▶ [TASK BRIEF]:
Write out every line of the material below as a numbered list, skipping any blank lines and leaving out the pictures.

Bounding box annotations:
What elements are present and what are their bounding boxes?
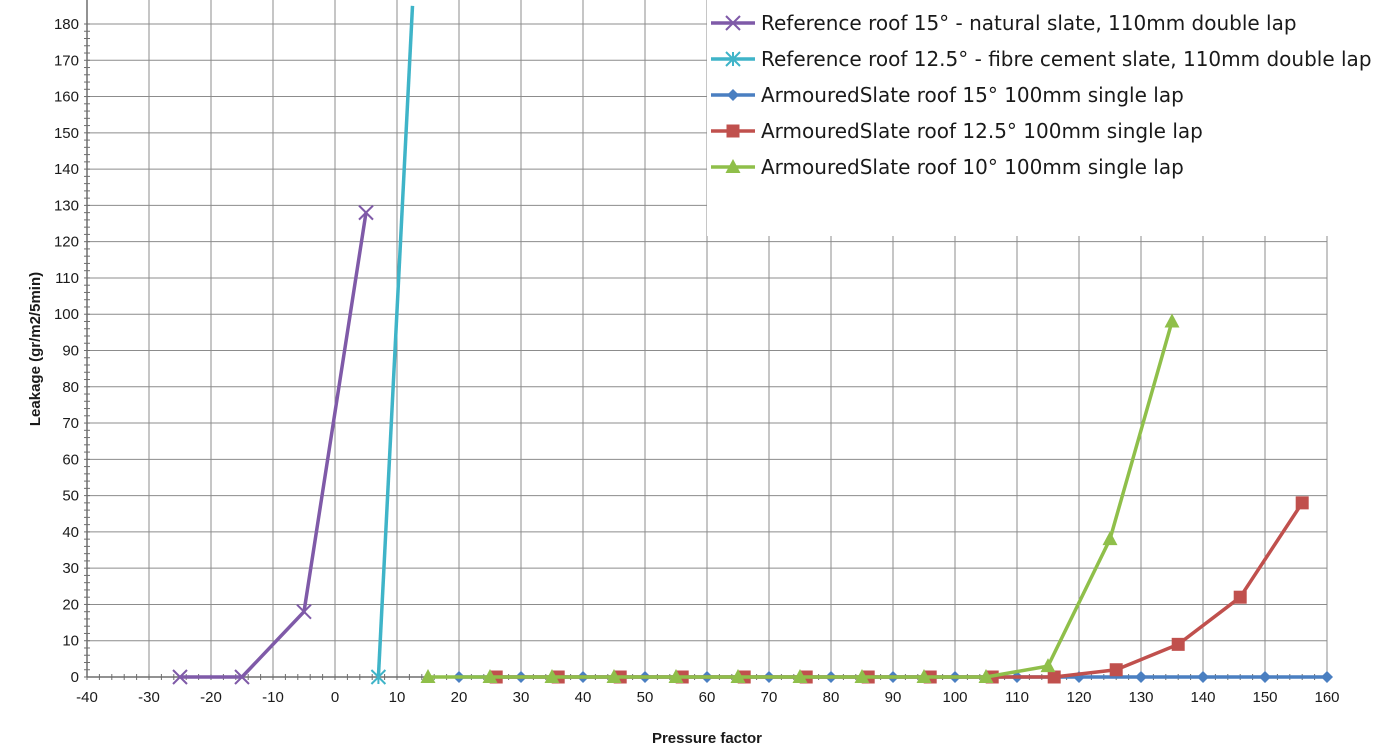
x-tick-label: 80	[823, 689, 840, 706]
x-tick-label: 150	[1252, 689, 1277, 706]
x-marker	[725, 15, 741, 31]
y-tick-label: 100	[54, 306, 79, 323]
star-marker	[370, 669, 387, 685]
square-marker	[1233, 590, 1247, 604]
y-tick-label: 180	[54, 16, 79, 33]
x-tick-label: 130	[1128, 689, 1153, 706]
x-tick-label: 50	[637, 689, 654, 706]
x-tick-label: 110	[1005, 689, 1029, 706]
y-tick-label: 130	[54, 197, 79, 214]
x-tick-label: 160	[1314, 689, 1339, 706]
square-marker	[1109, 663, 1123, 677]
x-marker	[296, 603, 312, 620]
series-line	[376, 5, 415, 678]
triangle-marker	[725, 159, 741, 173]
legend-label: Reference roof 12.5° - fibre cement slat…	[761, 47, 1372, 71]
square-marker	[726, 124, 740, 138]
x-marker	[358, 204, 374, 221]
diamond-marker	[727, 89, 739, 101]
square-marker	[1295, 496, 1309, 510]
diamond-marker	[1259, 671, 1271, 683]
y-tick-label: 170	[54, 52, 79, 69]
triangle-marker	[668, 669, 684, 683]
x-marker	[172, 669, 188, 685]
legend-label: ArmouredSlate roof 10° 100mm single lap	[761, 155, 1184, 179]
x-marker-stroke	[234, 669, 250, 685]
triangle-marker	[978, 669, 994, 683]
legend-item: Reference roof 12.5° - fibre cement slat…	[711, 47, 1372, 71]
triangle-marker	[420, 669, 436, 683]
y-tick-label: 80	[62, 379, 79, 396]
x-tick-label: 60	[699, 689, 716, 706]
legend-item: Reference roof 15° - natural slate, 110m…	[711, 11, 1297, 35]
y-tick-label: 40	[62, 524, 79, 541]
x-tick-label: 100	[942, 689, 967, 706]
y-tick-label: 150	[54, 125, 79, 142]
square-marker	[1047, 670, 1061, 684]
x-tick-label: -10	[262, 689, 284, 706]
y-tick-label: 20	[62, 596, 79, 613]
triangle-marker	[1102, 531, 1118, 546]
legend-box	[707, 0, 1399, 236]
triangle-marker	[792, 669, 808, 683]
y-tick-label: 120	[54, 234, 79, 251]
x-marker-stroke	[725, 15, 741, 31]
legend-label: Reference roof 15° - natural slate, 110m…	[761, 11, 1297, 35]
x-tick-label: 0	[331, 689, 339, 706]
star-marker	[725, 51, 741, 67]
diamond-marker	[1135, 671, 1147, 683]
triangle-marker	[1040, 658, 1056, 673]
series-group	[172, 5, 1333, 685]
y-tick-label: 70	[62, 415, 79, 432]
x-tick-label: 140	[1190, 689, 1215, 706]
legend: Reference roof 15° - natural slate, 110m…	[707, 0, 1399, 236]
legend-item: ArmouredSlate roof 12.5° 100mm single la…	[711, 119, 1203, 143]
series-line	[180, 212, 368, 679]
y-tick-label: 10	[62, 633, 79, 650]
axes: -40 -30 -20 -10 0 10 20 30 40 50 60 70 80 90 100 110 120…	[54, 0, 1340, 706]
x-tick-label: 120	[1066, 689, 1091, 706]
y-tick-label: 60	[62, 451, 79, 468]
triangle-marker	[730, 669, 746, 683]
x-tick-label: -30	[138, 689, 160, 706]
x-tick-label: -20	[200, 689, 222, 706]
x-marker-stroke	[296, 603, 312, 620]
y-tick-label: 0	[71, 669, 79, 686]
x-tick-label: 90	[885, 689, 902, 706]
legend-item: ArmouredSlate roof 10° 100mm single lap	[711, 155, 1184, 179]
x-marker-stroke	[172, 669, 188, 685]
y-tick-label: 110	[55, 270, 79, 287]
x-marker	[234, 669, 250, 685]
y-tick-label: 160	[54, 89, 79, 106]
triangle-marker	[854, 669, 870, 683]
legend-label: ArmouredSlate roof 15° 100mm single lap	[761, 83, 1184, 107]
legend-label: ArmouredSlate roof 12.5° 100mm single la…	[761, 119, 1203, 143]
x-tick-label: -40	[76, 689, 98, 706]
y-tick-label: 90	[62, 343, 79, 360]
legend-item: ArmouredSlate roof 15° 100mm single lap	[711, 83, 1184, 107]
x-axis-title: Pressure factor	[652, 730, 762, 744]
series-5	[420, 313, 1180, 683]
x-tick-label: 30	[513, 689, 530, 706]
diamond-marker	[1321, 671, 1333, 683]
x-tick-label: 70	[761, 689, 778, 706]
triangle-marker	[544, 669, 560, 683]
y-tick-label: 30	[62, 560, 79, 577]
triangle-marker	[482, 669, 498, 683]
x-tick-label: 20	[451, 689, 468, 706]
x-tick-label: 10	[389, 689, 406, 706]
x-marker-stroke	[358, 204, 374, 221]
y-tick-label: 140	[54, 161, 79, 178]
triangle-marker	[1164, 313, 1180, 328]
square-marker	[1171, 637, 1185, 651]
y-tick-label: 50	[62, 488, 79, 505]
series-2	[370, 5, 415, 685]
y-axis-title: Leakage (gr/m2/5min)	[27, 272, 44, 426]
x-tick-label: 40	[575, 689, 592, 706]
triangle-marker	[606, 669, 622, 683]
series-1	[172, 204, 374, 685]
triangle-marker	[916, 669, 932, 683]
diamond-marker	[1197, 671, 1209, 683]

▶ [WRITTEN SOLUTION]:
1. What elements are present and what are their bounding boxes?
2. x-tick-label: 80	[823, 689, 840, 706]
3. x-tick-label: 150	[1252, 689, 1277, 706]
4. x-marker	[725, 15, 741, 31]
5. y-tick-label: 100	[54, 306, 79, 323]
6. star-marker	[370, 669, 387, 685]
7. square-marker	[1233, 590, 1247, 604]
8. y-tick-label: 180	[54, 16, 79, 33]
9. x-tick-label: 130	[1128, 689, 1153, 706]
10. x-tick-label: 50	[637, 689, 654, 706]
11. x-tick-label: 110	[1005, 689, 1029, 706]
12. y-tick-label: 130	[54, 197, 79, 214]
13. x-tick-label: 160	[1314, 689, 1339, 706]
14. square-marker	[1109, 663, 1123, 677]
15. x-marker	[296, 603, 312, 620]
16. series-line	[376, 5, 415, 678]
17. triangle-marker	[725, 159, 741, 173]
18. legend-label: Reference roof 12.5° - fibre cement slat…	[761, 47, 1372, 71]
19. square-marker	[726, 124, 740, 138]
20. x-marker	[358, 204, 374, 221]
21. diamond-marker	[727, 89, 739, 101]
22. square-marker	[1295, 496, 1309, 510]
23. diamond-marker	[1259, 671, 1271, 683]
24. y-tick-label: 170	[54, 52, 79, 69]
25. triangle-marker	[668, 669, 684, 683]
26. x-marker	[172, 669, 188, 685]
27. legend-label: ArmouredSlate roof 10° 100mm single lap	[761, 155, 1184, 179]
28. x-marker-stroke	[234, 669, 250, 685]
29. triangle-marker	[978, 669, 994, 683]
30. legend-item: Reference roof 12.5° - fibre cement slat…	[711, 47, 1372, 71]
31. triangle-marker	[420, 669, 436, 683]
32. y-tick-label: 80	[62, 379, 79, 396]
33. x-tick-label: 60	[699, 689, 716, 706]
34. legend-item: Reference roof 15° - natural slate, 110m…	[711, 11, 1297, 35]
35. y-tick-label: 40	[62, 524, 79, 541]
36. x-tick-label: 100	[942, 689, 967, 706]
37. y-tick-label: 150	[54, 125, 79, 142]
38. square-marker	[1047, 670, 1061, 684]
39. x-tick-label: -10	[262, 689, 284, 706]
40. y-tick-label: 20	[62, 596, 79, 613]
41. triangle-marker	[1102, 531, 1118, 546]
42. legend-box	[707, 0, 1399, 236]
43. triangle-marker	[792, 669, 808, 683]
44. y-tick-label: 120	[54, 234, 79, 251]
45. x-marker-stroke	[725, 15, 741, 31]
46. legend-label: Reference roof 15° - natural slate, 110m…	[761, 11, 1297, 35]
47. x-tick-label: 0	[331, 689, 339, 706]
48. star-marker	[725, 51, 741, 67]
49. diamond-marker	[1135, 671, 1147, 683]
50. triangle-marker	[1040, 658, 1056, 673]
51. series-group	[172, 5, 1333, 685]
52. y-tick-label: 70	[62, 415, 79, 432]
53. x-tick-label: 140	[1190, 689, 1215, 706]
54. legend: Reference roof 15° - natural slate, 110m…	[707, 0, 1399, 236]
55. legend-item: ArmouredSlate roof 12.5° 100mm single la…	[711, 119, 1203, 143]
56. series-line	[180, 212, 368, 679]
57. y-tick-label: 10	[62, 633, 79, 650]
58. axes: -40 -30 -20 -10 0 10 20 30 40 50 60 70 80 90 100 110 120…	[54, 0, 1340, 706]
59. x-tick-label: 120	[1066, 689, 1091, 706]
60. y-tick-label: 60	[62, 451, 79, 468]
61. triangle-marker	[730, 669, 746, 683]
62. x-tick-label: -30	[138, 689, 160, 706]
63. x-tick-label: -20	[200, 689, 222, 706]
64. x-marker-stroke	[296, 603, 312, 620]
65. y-tick-label: 0	[71, 669, 79, 686]
66. x-tick-label: 90	[885, 689, 902, 706]
67. legend-item: ArmouredSlate roof 10° 100mm single lap	[711, 155, 1184, 179]
68. x-marker-stroke	[172, 669, 188, 685]
69. y-tick-label: 110	[55, 270, 79, 287]
70. x-marker	[234, 669, 250, 685]
71. y-tick-label: 160	[54, 89, 79, 106]
72. triangle-marker	[854, 669, 870, 683]
73. legend-label: ArmouredSlate roof 15° 100mm single lap	[761, 83, 1184, 107]
74. legend-label: ArmouredSlate roof 12.5° 100mm single la…	[761, 119, 1203, 143]
75. x-tick-label: -40	[76, 689, 98, 706]
76. y-tick-label: 90	[62, 343, 79, 360]
77. legend-item: ArmouredSlate roof 15° 100mm single lap	[711, 83, 1184, 107]
78. x-axis-title: Pressure factor	[652, 730, 762, 744]
79. series-5	[420, 313, 1180, 683]
80. x-tick-label: 30	[513, 689, 530, 706]
81. diamond-marker	[1321, 671, 1333, 683]
82. x-tick-label: 70	[761, 689, 778, 706]
83. triangle-marker	[544, 669, 560, 683]
84. y-tick-label: 30	[62, 560, 79, 577]
85. triangle-marker	[482, 669, 498, 683]
86. x-tick-label: 20	[451, 689, 468, 706]
87. x-tick-label: 10	[389, 689, 406, 706]
88. x-marker-stroke	[358, 204, 374, 221]
89. y-tick-label: 140	[54, 161, 79, 178]
90. triangle-marker	[1164, 313, 1180, 328]
91. square-marker	[1171, 637, 1185, 651]
92. y-tick-label: 50	[62, 488, 79, 505]
93. series-2	[370, 5, 415, 685]
94. y-axis-title: Leakage (gr/m2/5min)	[27, 272, 44, 426]
95. x-tick-label: 40	[575, 689, 592, 706]
96. triangle-marker	[606, 669, 622, 683]
97. series-1	[172, 204, 374, 685]
98. triangle-marker	[916, 669, 932, 683]
99. diamond-marker	[1197, 671, 1209, 683]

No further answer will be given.